> **WHAT THE TASK REQUIRES**
Reproduce every line of the listing as written, apart from the pictures.

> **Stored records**
%%

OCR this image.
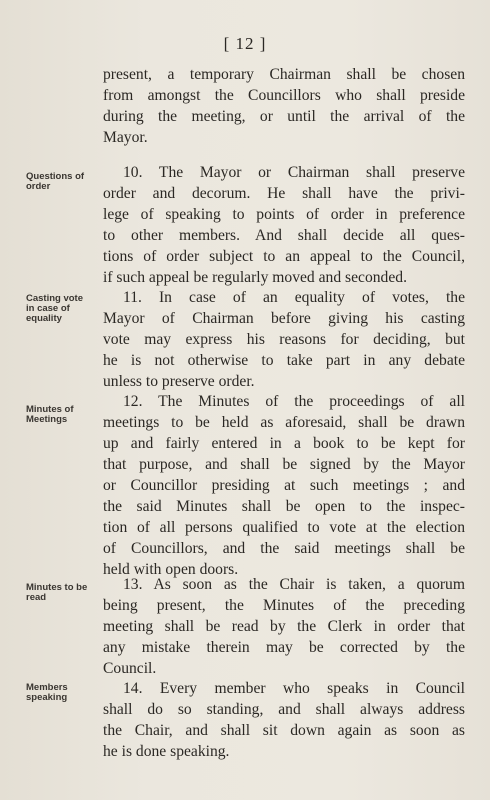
[ 12 ]
present, a temporary Chairman shall be chosen
from amongst the Councillors who shall preside
during the meeting, or until the arrival of the
Mayor.
Questions of
order
10. The Mayor or Chairman shall preserve
order and decorum. He shall have the privi-
lege of speaking to points of order in preference
to other members. And shall decide all ques-
tions of order subject to an appeal to the Council,
if such appeal be regularly moved and seconded.
Casting vote
in case of
equality
11. In case of an equality of votes, the
Mayor of Chairman before giving his casting
vote may express his reasons for deciding, but
he is not otherwise to take part in any debate
unless to preserve order.
Minutes of
Meetings
12. The Minutes of the proceedings of all
meetings to be held as aforesaid, shall be drawn
up and fairly entered in a book to be kept for
that purpose, and shall be signed by the Mayor
or Councillor presiding at such meetings ; and
the said Minutes shall be open to the inspec-
tion of all persons qualified to vote at the election
of Councillors, and the said meetings shall be
held with open doors.
Minutes to be
read
13. As soon as the Chair is taken, a quorum
being present, the Minutes of the preceding
meeting shall be read by the Clerk in order that
any mistake therein may be corrected by the
Council.
Members
speaking
14. Every member who speaks in Council
shall do so standing, and shall always address
the Chair, and shall sit down again as soon as
he is done speaking.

%%

> **THE RESPONSE**
OCR this image.
[ 12 ]
present, a temporary Chairman shall be chosen
from amongst the Councillors who shall preside
during the meeting, or until the arrival of the
Mayor.
Questions of
order
10. The Mayor or Chairman shall preserve
order and decorum. He shall have the privi-
lege of speaking to points of order in preference
to other members. And shall decide all ques-
tions of order subject to an appeal to the Council,
if such appeal be regularly moved and seconded.
Casting vote
in case of
equality
11. In case of an equality of votes, the
Mayor of Chairman before giving his casting
vote may express his reasons for deciding, but
he is not otherwise to take part in any debate
unless to preserve order.
Minutes of
Meetings
12. The Minutes of the proceedings of all
meetings to be held as aforesaid, shall be drawn
up and fairly entered in a book to be kept for
that purpose, and shall be signed by the Mayor
or Councillor presiding at such meetings ; and
the said Minutes shall be open to the inspec-
tion of all persons qualified to vote at the election
of Councillors, and the said meetings shall be
held with open doors.
Minutes to be
read
13. As soon as the Chair is taken, a quorum
being present, the Minutes of the preceding
meeting shall be read by the Clerk in order that
any mistake therein may be corrected by the
Council.
Members
speaking
14. Every member who speaks in Council
shall do so standing, and shall always address
the Chair, and shall sit down again as soon as
he is done speaking.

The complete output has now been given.